Task prompt:
Can all of these lines be returned exactly?

— BEGIN Recorded information —

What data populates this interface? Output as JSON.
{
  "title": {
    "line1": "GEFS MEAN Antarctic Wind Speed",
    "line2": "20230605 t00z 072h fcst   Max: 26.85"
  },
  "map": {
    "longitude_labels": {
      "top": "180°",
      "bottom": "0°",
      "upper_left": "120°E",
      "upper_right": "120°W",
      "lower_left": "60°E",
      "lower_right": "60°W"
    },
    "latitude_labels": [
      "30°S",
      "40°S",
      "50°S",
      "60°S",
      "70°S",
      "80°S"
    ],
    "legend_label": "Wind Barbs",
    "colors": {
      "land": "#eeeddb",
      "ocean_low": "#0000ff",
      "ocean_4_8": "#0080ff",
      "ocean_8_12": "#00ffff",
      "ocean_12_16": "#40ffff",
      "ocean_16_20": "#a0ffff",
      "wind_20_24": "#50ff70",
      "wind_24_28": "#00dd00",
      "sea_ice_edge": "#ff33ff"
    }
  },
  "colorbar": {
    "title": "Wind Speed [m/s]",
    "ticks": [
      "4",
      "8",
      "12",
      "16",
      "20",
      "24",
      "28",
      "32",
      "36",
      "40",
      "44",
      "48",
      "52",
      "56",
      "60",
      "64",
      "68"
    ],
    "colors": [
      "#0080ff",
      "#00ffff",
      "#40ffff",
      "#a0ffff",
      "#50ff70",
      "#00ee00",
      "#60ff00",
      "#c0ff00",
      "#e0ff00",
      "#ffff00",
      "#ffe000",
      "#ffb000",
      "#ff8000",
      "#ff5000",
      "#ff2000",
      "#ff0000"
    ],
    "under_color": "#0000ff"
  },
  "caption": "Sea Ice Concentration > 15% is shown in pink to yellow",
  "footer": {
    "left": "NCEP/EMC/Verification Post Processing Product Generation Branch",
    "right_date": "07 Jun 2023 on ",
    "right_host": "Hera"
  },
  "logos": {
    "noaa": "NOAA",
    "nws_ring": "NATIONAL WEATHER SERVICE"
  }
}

— END Recorded information —

Response for this exercise:
What data populates this interface? Output as JSON.
{
  "title": {
    "line1": "GEFS MEAN Antarctic Wind Speed",
    "line2": "20230605 t00z 072h fcst   Max: 26.85"
  },
  "map": {
    "longitude_labels": {
      "top": "180°",
      "bottom": "0°",
      "upper_left": "120°E",
      "upper_right": "120°W",
      "lower_left": "60°E",
      "lower_right": "60°W"
    },
    "latitude_labels": [
      "30°S",
      "40°S",
      "50°S",
      "60°S",
      "70°S",
      "80°S"
    ],
    "legend_label": "Wind Barbs",
    "colors": {
      "land": "#eeeddb",
      "ocean_low": "#0000ff",
      "ocean_4_8": "#0080ff",
      "ocean_8_12": "#00ffff",
      "ocean_12_16": "#40ffff",
      "ocean_16_20": "#a0ffff",
      "wind_20_24": "#50ff70",
      "wind_24_28": "#00dd00",
      "sea_ice_edge": "#ff33ff"
    }
  },
  "colorbar": {
    "title": "Wind Speed [m/s]",
    "ticks": [
      "4",
      "8",
      "12",
      "16",
      "20",
      "24",
      "28",
      "32",
      "36",
      "40",
      "44",
      "48",
      "52",
      "56",
      "60",
      "64",
      "68"
    ],
    "colors": [
      "#0080ff",
      "#00ffff",
      "#40ffff",
      "#a0ffff",
      "#50ff70",
      "#00ee00",
      "#60ff00",
      "#c0ff00",
      "#e0ff00",
      "#ffff00",
      "#ffe000",
      "#ffb000",
      "#ff8000",
      "#ff5000",
      "#ff2000",
      "#ff0000"
    ],
    "under_color": "#0000ff"
  },
  "caption": "Sea Ice Concentration > 15% is shown in pink to yellow",
  "footer": {
    "left": "NCEP/EMC/Verification Post Processing Product Generation Branch",
    "right_date": "07 Jun 2023 on ",
    "right_host": "Hera"
  },
  "logos": {
    "noaa": "NOAA",
    "nws_ring": "NATIONAL WEATHER SERVICE"
  }
}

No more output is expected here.